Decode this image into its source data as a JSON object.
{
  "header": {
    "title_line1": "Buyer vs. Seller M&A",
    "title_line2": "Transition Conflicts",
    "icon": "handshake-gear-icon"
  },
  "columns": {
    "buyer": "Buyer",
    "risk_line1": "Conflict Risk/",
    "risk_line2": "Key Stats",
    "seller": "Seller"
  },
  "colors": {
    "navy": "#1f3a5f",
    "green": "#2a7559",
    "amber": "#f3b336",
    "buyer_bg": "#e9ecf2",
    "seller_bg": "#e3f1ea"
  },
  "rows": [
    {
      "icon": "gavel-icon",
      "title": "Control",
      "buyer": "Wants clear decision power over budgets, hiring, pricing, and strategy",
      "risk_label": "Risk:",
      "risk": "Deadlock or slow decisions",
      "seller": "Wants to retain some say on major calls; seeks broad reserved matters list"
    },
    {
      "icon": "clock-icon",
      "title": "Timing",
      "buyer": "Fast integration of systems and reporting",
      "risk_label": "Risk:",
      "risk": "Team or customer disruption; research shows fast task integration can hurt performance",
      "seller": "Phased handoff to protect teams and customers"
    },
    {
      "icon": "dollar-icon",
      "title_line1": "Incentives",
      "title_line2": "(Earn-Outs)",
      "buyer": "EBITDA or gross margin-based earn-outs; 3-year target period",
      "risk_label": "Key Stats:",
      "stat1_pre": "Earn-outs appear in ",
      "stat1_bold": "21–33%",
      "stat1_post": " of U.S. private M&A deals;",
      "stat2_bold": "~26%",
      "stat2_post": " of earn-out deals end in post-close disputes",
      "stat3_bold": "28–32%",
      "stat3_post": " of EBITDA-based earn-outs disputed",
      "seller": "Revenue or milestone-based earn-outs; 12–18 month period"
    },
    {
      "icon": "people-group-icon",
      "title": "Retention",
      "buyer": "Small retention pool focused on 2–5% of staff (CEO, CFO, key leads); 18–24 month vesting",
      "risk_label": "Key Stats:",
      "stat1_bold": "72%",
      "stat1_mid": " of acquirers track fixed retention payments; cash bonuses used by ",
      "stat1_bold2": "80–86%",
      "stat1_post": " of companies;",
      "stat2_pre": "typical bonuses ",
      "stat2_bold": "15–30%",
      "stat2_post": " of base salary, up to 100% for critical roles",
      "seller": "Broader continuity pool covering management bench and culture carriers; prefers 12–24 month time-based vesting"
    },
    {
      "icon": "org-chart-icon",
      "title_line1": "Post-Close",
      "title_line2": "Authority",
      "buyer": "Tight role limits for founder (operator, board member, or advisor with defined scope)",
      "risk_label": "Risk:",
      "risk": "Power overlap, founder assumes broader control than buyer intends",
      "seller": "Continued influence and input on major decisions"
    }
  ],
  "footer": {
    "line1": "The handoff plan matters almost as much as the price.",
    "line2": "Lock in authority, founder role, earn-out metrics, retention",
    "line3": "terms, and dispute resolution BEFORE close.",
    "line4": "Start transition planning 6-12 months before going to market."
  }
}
☆ ☆ ☆ ☆ ☆ ☆ ☆
What is needed - Track down every line with the word "vesting" and copy it.

The reply -
      "buyer": "Small retention pool focused on 2–5% of staff (CEO, CFO, key leads); 18–24 month vesting",
      "seller": "Broader continuity pool covering management bench and culture carriers; prefers 12–24 month time-based vesting"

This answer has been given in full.